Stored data
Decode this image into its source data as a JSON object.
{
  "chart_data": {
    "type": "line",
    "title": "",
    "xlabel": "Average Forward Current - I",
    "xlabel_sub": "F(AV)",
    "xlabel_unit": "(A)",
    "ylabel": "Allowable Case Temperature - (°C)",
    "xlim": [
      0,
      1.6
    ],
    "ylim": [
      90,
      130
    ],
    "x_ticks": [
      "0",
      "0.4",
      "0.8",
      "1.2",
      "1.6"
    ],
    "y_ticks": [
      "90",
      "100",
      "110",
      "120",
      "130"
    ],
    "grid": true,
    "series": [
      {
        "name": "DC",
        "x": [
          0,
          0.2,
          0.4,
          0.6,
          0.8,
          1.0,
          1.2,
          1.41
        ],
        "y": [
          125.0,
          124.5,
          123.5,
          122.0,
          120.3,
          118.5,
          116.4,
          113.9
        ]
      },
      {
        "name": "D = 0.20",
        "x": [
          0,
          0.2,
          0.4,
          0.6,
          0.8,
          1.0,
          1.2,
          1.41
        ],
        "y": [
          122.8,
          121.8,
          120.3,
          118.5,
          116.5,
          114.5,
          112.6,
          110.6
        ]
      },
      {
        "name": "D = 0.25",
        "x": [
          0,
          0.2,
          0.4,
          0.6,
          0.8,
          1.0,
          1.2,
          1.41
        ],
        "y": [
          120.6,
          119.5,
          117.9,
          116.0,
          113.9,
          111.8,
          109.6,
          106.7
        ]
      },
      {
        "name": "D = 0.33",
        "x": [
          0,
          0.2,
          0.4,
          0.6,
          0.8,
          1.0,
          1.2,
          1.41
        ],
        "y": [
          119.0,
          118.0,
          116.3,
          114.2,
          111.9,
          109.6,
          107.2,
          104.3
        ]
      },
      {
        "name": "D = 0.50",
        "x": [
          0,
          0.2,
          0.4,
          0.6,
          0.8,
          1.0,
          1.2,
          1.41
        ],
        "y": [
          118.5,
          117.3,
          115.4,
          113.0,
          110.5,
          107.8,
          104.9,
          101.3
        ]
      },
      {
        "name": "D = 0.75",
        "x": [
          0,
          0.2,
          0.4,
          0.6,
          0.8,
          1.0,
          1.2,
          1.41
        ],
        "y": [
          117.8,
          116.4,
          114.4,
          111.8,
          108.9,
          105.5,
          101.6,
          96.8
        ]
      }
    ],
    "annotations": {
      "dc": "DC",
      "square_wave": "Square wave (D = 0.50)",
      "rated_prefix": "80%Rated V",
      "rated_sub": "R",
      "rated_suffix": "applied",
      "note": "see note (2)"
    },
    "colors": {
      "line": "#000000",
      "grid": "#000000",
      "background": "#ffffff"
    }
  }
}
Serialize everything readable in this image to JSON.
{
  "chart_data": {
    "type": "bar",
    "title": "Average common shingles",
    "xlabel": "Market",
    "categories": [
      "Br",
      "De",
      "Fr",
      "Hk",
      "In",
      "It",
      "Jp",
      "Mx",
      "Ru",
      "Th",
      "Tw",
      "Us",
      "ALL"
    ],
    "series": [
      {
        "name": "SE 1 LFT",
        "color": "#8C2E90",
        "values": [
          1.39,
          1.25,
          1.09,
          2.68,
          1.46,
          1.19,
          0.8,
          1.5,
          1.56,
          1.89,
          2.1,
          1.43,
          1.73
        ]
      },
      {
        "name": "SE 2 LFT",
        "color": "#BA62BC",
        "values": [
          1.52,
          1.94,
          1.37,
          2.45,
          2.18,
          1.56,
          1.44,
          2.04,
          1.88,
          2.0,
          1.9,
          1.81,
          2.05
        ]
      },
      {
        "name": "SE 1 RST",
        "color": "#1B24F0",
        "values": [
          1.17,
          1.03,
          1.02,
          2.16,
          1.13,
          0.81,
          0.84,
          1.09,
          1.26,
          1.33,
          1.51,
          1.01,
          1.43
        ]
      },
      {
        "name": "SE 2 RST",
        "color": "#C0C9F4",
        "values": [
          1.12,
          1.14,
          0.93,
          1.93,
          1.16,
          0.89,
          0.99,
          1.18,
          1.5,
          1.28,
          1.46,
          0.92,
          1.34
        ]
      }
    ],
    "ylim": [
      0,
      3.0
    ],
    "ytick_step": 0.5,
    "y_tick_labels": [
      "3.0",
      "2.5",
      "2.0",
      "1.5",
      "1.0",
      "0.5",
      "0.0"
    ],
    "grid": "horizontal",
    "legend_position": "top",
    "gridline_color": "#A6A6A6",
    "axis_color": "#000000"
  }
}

### Instructions for the task
Print again each line of the listing above, exactly as it appears.

### Final result
Decode this image into its source data as a JSON object.
{
  "chart_data": {
    "type": "line",
    "title": "",
    "xlabel": "Average Forward Current - I",
    "xlabel_sub": "F(AV)",
    "xlabel_unit": "(A)",
    "ylabel": "Allowable Case Temperature - (°C)",
    "xlim": [
      0,
      1.6
    ],
    "ylim": [
      90,
      130
    ],
    "x_ticks": [
      "0",
      "0.4",
      "0.8",
      "1.2",
      "1.6"
    ],
    "y_ticks": [
      "90",
      "100",
      "110",
      "120",
      "130"
    ],
    "grid": true,
    "series": [
      {
        "name": "DC",
        "x": [
          0,
          0.2,
          0.4,
          0.6,
          0.8,
          1.0,
          1.2,
          1.41
        ],
        "y": [
          125.0,
          124.5,
          123.5,
          122.0,
          120.3,
          118.5,
          116.4,
          113.9
        ]
      },
      {
        "name": "D = 0.20",
        "x": [
          0,
          0.2,
          0.4,
          0.6,
          0.8,
          1.0,
          1.2,
          1.41
        ],
        "y": [
          122.8,
          121.8,
          120.3,
          118.5,
          116.5,
          114.5,
          112.6,
          110.6
        ]
      },
      {
        "name": "D = 0.25",
        "x": [
          0,
          0.2,
          0.4,
          0.6,
          0.8,
          1.0,
          1.2,
          1.41
        ],
        "y": [
          120.6,
          119.5,
          117.9,
          116.0,
          113.9,
          111.8,
          109.6,
          106.7
        ]
      },
      {
        "name": "D = 0.33",
        "x": [
          0,
          0.2,
          0.4,
          0.6,
          0.8,
          1.0,
          1.2,
          1.41
        ],
        "y": [
          119.0,
          118.0,
          116.3,
          114.2,
          111.9,
          109.6,
          107.2,
          104.3
        ]
      },
      {
        "name": "D = 0.50",
        "x": [
          0,
          0.2,
          0.4,
          0.6,
          0.8,
          1.0,
          1.2,
          1.41
        ],
        "y": [
          118.5,
          117.3,
          115.4,
          113.0,
          110.5,
          107.8,
          104.9,
          101.3
        ]
      },
      {
        "name": "D = 0.75",
        "x": [
          0,
          0.2,
          0.4,
          0.6,
          0.8,
          1.0,
          1.2,
          1.41
        ],
        "y": [
          117.8,
          116.4,
          114.4,
          111.8,
          108.9,
          105.5,
          101.6,
          96.8
        ]
      }
    ],
    "annotations": {
      "dc": "DC",
      "square_wave": "Square wave (D = 0.50)",
      "rated_prefix": "80%Rated V",
      "rated_sub": "R",
      "rated_suffix": "applied",
      "note": "see note (2)"
    },
    "colors": {
      "line": "#000000",
      "grid": "#000000",
      "background": "#ffffff"
    }
  }
}
Serialize everything readable in this image to JSON.
{
  "chart_data": {
    "type": "bar",
    "title": "Average common shingles",
    "xlabel": "Market",
    "categories": [
      "Br",
      "De",
      "Fr",
      "Hk",
      "In",
      "It",
      "Jp",
      "Mx",
      "Ru",
      "Th",
      "Tw",
      "Us",
      "ALL"
    ],
    "series": [
      {
        "name": "SE 1 LFT",
        "color": "#8C2E90",
        "values": [
          1.39,
          1.25,
          1.09,
          2.68,
          1.46,
          1.19,
          0.8,
          1.5,
          1.56,
          1.89,
          2.1,
          1.43,
          1.73
        ]
      },
      {
        "name": "SE 2 LFT",
        "color": "#BA62BC",
        "values": [
          1.52,
          1.94,
          1.37,
          2.45,
          2.18,
          1.56,
          1.44,
          2.04,
          1.88,
          2.0,
          1.9,
          1.81,
          2.05
        ]
      },
      {
        "name": "SE 1 RST",
        "color": "#1B24F0",
        "values": [
          1.17,
          1.03,
          1.02,
          2.16,
          1.13,
          0.81,
          0.84,
          1.09,
          1.26,
          1.33,
          1.51,
          1.01,
          1.43
        ]
      },
      {
        "name": "SE 2 RST",
        "color": "#C0C9F4",
        "values": [
          1.12,
          1.14,
          0.93,
          1.93,
          1.16,
          0.89,
          0.99,
          1.18,
          1.5,
          1.28,
          1.46,
          0.92,
          1.34
        ]
      }
    ],
    "ylim": [
      0,
      3.0
    ],
    "ytick_step": 0.5,
    "y_tick_labels": [
      "3.0",
      "2.5",
      "2.0",
      "1.5",
      "1.0",
      "0.5",
      "0.0"
    ],
    "grid": "horizontal",
    "legend_position": "top",
    "gridline_color": "#A6A6A6",
    "axis_color": "#000000"
  }
}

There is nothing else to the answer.